--- start of DATA LISTING ---

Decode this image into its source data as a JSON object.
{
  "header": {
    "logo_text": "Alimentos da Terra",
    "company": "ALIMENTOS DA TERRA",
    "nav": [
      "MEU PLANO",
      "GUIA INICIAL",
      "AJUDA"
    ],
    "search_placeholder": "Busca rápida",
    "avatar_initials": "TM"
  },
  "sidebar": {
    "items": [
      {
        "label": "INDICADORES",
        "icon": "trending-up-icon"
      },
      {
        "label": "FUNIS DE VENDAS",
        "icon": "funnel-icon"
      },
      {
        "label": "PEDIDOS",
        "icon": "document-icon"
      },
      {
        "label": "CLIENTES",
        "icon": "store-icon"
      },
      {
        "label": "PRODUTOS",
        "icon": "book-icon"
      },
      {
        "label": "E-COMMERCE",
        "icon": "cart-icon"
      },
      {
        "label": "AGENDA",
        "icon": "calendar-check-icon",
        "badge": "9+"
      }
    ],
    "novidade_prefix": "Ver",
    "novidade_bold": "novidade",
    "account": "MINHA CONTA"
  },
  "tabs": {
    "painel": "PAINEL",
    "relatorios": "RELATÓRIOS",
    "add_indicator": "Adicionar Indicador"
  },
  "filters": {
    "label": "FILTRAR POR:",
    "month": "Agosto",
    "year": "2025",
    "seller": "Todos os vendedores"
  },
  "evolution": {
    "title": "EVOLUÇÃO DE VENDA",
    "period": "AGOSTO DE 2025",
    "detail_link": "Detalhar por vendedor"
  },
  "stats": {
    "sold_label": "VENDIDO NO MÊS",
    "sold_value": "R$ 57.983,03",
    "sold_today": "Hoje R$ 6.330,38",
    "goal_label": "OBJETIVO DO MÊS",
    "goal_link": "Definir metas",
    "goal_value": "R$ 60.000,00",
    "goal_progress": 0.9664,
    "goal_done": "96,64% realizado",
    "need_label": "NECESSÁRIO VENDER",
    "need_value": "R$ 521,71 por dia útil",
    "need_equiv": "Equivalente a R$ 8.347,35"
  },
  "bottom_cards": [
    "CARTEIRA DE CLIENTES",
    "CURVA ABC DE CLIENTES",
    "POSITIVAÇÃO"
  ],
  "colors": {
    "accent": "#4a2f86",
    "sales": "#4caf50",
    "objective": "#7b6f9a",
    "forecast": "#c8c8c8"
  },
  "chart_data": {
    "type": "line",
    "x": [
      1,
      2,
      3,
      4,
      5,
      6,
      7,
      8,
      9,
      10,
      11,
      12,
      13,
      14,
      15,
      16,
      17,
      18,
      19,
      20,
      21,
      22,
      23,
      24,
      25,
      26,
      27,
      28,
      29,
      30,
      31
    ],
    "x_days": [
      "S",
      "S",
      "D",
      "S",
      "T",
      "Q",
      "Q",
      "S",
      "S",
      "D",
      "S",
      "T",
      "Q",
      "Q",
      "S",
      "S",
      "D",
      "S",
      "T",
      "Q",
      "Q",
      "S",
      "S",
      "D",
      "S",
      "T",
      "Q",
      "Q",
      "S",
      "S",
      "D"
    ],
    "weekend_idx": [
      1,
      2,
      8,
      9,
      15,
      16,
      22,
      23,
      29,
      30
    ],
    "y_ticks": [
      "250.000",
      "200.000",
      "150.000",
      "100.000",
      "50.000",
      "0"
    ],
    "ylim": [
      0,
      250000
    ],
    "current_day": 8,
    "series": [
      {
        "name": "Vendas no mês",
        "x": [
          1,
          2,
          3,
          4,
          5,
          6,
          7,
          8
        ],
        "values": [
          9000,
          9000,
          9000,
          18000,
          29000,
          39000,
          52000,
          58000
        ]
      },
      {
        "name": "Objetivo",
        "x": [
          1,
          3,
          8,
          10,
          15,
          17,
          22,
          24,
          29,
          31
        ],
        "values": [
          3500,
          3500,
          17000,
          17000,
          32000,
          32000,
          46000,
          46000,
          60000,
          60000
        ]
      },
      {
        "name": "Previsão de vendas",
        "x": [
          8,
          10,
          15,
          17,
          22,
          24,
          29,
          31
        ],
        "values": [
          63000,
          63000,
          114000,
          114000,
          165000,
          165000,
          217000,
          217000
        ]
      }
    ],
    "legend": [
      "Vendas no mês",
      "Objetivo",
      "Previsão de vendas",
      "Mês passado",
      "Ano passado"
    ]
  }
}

--- end of DATA LISTING ---
--- start of DATA LISTING ---

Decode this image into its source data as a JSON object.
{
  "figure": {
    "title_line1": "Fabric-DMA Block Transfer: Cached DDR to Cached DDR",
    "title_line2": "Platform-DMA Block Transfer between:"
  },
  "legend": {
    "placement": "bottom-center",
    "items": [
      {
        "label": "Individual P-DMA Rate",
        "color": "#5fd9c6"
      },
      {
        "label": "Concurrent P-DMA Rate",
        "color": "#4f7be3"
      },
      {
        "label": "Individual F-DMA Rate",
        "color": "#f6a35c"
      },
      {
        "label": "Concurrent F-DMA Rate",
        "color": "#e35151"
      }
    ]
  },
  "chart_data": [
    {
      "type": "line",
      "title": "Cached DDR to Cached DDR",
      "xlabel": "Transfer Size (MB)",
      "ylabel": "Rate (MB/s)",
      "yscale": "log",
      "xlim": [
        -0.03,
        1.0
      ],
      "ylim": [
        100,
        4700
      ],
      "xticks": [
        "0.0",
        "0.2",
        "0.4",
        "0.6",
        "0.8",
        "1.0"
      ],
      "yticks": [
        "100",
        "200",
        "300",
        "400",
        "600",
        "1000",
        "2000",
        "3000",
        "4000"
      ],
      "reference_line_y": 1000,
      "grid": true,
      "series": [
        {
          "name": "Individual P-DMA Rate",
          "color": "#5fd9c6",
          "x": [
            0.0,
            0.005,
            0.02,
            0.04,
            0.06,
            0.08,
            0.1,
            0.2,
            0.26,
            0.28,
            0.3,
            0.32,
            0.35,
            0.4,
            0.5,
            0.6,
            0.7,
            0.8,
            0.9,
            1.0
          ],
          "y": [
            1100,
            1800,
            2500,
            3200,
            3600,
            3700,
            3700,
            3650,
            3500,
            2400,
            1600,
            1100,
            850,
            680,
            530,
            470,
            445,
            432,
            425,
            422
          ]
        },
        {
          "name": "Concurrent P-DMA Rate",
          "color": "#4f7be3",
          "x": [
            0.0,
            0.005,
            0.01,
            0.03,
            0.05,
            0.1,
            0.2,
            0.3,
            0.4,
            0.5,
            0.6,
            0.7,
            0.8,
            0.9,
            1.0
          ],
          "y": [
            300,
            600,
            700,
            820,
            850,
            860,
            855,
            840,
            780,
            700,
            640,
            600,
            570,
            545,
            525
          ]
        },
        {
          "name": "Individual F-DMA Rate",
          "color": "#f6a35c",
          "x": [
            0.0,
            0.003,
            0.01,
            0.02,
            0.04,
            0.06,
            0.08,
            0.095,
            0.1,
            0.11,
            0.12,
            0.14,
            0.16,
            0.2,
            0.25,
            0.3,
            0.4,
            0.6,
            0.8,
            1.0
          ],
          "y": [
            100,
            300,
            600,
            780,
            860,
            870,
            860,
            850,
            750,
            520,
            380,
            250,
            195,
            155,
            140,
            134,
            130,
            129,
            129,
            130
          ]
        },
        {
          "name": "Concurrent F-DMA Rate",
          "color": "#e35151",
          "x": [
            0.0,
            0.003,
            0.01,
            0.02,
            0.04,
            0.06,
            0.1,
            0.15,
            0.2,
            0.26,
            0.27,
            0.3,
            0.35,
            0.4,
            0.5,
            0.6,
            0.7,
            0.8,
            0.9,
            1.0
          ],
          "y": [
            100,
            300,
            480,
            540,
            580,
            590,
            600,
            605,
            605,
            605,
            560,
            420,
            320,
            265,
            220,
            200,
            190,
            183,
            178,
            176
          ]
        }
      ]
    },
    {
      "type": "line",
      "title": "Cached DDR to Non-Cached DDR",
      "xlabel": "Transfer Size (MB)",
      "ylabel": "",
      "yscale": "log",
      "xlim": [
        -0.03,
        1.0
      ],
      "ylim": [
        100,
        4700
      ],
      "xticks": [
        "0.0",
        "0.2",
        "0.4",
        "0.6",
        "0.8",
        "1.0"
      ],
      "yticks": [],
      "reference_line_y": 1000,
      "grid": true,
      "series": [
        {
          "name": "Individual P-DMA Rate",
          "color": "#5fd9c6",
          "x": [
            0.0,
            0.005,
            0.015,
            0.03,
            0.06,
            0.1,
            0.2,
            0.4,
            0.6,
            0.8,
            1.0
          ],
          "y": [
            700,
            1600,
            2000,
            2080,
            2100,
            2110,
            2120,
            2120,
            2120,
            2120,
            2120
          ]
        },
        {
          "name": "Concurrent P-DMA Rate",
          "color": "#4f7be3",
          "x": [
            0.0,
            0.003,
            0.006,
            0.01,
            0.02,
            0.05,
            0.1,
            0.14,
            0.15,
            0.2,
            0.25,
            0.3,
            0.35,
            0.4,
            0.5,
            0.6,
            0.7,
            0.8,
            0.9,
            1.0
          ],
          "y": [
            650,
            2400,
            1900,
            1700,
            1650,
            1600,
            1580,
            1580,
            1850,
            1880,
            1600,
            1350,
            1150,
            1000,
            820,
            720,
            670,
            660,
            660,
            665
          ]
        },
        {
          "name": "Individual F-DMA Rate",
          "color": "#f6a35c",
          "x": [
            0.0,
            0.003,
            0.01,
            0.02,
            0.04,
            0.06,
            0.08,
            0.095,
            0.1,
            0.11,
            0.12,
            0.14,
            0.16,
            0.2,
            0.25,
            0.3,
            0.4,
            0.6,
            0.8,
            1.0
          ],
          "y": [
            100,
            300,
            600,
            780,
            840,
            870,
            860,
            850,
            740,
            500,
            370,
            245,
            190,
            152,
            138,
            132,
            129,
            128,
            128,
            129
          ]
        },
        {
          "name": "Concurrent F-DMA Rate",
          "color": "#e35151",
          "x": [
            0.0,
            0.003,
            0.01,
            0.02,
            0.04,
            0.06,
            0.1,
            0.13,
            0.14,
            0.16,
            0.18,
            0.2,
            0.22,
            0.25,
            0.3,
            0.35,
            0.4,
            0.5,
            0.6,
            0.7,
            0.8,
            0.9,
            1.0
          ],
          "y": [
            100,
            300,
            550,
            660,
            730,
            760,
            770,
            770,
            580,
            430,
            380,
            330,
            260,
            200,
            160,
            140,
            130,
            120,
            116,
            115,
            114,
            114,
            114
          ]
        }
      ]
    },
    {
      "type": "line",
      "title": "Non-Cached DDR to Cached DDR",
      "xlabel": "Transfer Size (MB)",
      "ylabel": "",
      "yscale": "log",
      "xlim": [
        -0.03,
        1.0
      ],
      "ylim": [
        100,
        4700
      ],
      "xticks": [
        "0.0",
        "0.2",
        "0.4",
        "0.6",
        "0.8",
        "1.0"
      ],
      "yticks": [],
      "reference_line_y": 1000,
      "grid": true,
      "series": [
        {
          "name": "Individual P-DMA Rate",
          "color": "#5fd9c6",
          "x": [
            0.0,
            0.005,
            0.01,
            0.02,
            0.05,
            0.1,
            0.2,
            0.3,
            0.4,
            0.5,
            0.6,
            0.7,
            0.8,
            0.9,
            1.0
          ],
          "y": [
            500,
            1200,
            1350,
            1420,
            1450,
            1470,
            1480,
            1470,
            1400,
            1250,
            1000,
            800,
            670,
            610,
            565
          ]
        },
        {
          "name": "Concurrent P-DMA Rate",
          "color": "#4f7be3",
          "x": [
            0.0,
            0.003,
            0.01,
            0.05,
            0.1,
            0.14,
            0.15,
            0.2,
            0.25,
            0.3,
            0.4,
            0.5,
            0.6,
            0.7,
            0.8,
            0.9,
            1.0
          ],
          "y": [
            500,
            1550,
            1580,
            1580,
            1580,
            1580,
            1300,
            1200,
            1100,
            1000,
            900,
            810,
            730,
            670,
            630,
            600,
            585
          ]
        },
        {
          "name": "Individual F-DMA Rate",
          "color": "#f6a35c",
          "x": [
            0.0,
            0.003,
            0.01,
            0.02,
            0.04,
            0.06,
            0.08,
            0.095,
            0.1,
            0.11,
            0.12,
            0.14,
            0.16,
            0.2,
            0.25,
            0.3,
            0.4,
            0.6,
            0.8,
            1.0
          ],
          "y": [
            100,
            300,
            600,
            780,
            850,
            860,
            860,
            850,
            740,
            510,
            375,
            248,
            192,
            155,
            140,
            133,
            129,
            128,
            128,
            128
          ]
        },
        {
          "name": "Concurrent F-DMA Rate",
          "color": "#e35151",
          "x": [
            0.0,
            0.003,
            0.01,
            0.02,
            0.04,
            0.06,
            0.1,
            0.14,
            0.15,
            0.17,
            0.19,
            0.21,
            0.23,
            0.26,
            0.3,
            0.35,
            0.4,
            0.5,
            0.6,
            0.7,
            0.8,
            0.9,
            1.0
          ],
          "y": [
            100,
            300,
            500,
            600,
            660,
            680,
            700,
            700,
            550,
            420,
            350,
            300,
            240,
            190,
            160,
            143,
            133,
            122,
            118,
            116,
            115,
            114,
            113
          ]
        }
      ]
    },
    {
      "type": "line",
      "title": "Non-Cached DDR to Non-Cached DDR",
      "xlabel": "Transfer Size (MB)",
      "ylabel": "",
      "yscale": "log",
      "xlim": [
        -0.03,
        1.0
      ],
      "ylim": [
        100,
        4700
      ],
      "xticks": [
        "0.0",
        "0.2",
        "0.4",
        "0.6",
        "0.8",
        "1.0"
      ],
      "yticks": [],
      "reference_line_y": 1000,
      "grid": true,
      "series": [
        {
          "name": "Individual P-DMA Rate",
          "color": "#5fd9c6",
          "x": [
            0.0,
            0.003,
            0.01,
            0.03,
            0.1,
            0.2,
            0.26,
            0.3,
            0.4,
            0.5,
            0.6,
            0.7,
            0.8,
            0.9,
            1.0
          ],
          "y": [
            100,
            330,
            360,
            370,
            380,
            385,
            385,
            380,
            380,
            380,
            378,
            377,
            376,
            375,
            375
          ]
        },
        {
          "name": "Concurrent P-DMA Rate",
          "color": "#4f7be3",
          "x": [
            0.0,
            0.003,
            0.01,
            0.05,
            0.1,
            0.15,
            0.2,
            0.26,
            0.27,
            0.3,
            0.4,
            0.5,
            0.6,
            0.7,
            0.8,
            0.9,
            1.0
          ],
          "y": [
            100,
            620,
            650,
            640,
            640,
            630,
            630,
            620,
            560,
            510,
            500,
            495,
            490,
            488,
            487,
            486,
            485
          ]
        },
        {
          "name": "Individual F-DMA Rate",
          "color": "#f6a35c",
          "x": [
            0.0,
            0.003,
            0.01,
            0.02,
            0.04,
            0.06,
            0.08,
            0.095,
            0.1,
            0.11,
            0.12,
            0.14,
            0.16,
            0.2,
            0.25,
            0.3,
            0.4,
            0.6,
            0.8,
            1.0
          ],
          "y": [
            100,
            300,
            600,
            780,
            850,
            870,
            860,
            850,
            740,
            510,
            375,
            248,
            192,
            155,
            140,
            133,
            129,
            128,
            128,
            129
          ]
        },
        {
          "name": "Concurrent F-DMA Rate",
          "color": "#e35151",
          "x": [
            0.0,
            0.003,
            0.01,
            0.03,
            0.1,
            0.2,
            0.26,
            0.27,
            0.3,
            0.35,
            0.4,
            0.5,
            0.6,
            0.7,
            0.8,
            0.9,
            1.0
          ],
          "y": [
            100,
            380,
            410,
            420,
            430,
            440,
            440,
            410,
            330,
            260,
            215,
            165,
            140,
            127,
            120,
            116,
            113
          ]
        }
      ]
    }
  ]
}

--- end of DATA LISTING ---
--- start of DATA LISTING ---

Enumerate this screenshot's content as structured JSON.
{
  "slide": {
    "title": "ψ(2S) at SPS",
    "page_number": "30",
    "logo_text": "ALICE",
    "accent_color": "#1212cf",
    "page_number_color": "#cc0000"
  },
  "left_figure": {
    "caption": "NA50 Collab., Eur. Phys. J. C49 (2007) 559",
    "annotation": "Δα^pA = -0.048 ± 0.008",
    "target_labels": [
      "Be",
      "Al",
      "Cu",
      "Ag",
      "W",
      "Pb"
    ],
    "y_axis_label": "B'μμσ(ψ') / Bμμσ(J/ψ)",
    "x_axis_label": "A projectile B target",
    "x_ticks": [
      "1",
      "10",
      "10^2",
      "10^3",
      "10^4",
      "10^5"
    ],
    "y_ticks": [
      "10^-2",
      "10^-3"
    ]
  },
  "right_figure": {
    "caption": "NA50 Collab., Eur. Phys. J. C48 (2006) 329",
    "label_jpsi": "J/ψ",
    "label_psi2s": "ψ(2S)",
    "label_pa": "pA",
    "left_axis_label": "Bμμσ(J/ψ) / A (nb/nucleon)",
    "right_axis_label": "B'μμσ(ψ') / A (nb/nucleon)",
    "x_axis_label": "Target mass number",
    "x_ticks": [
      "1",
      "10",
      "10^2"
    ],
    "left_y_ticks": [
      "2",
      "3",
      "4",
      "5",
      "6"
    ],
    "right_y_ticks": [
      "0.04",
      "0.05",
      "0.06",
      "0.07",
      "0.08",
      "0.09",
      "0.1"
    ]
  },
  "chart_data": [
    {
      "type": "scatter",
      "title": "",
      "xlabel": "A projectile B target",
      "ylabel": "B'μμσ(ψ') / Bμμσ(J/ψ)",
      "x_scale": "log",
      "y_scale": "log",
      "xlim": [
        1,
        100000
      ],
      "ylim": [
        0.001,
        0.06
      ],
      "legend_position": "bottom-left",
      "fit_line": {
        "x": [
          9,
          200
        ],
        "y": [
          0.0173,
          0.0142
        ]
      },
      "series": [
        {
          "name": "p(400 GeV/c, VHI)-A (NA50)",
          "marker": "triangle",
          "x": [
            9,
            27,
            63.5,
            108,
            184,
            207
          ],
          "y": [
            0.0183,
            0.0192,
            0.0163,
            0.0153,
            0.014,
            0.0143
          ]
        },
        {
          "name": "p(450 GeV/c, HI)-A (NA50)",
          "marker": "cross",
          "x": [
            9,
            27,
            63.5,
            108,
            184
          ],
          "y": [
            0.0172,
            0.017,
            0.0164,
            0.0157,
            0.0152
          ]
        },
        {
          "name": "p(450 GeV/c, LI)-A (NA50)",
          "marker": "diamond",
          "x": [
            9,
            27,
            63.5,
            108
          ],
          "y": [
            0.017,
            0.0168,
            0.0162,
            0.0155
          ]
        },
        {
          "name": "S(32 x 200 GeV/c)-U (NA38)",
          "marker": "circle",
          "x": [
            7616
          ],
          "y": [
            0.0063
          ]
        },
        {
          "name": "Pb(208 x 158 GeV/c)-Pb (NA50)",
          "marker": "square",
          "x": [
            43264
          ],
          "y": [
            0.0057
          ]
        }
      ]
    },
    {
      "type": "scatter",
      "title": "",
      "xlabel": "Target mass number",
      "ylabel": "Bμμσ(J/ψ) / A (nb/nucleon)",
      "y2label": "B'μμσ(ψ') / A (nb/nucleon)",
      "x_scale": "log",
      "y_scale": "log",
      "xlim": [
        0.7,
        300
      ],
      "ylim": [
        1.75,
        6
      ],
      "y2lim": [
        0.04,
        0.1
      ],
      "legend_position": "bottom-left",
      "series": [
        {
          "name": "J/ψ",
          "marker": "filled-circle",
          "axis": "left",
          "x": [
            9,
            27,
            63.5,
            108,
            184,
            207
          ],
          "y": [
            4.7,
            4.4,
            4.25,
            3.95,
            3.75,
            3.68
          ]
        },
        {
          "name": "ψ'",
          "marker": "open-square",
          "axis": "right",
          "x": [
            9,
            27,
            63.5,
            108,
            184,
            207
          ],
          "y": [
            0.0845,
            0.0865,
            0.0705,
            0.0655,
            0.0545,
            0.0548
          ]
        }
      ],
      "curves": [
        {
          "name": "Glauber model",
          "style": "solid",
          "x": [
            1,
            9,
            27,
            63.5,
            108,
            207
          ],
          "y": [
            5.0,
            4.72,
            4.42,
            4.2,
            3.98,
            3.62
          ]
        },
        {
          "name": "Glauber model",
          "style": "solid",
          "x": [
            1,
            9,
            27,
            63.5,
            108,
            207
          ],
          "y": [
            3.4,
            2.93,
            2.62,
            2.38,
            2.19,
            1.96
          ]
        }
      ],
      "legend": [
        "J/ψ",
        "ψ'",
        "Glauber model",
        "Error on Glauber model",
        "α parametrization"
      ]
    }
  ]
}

--- end of DATA LISTING ---

> **WHAT TO PRODUCE**: Scan the material line by line and report each one that contains "Bμμσ".

> **SOLUTION TO THIS TASK**:
    "y_axis_label": "B'μμσ(ψ') / Bμμσ(J/ψ)",
    "left_axis_label": "Bμμσ(J/ψ) / A (nb/nucleon)",
      "ylabel": "B'μμσ(ψ') / Bμμσ(J/ψ)",
      "ylabel": "Bμμσ(J/ψ) / A (nb/nucleon)",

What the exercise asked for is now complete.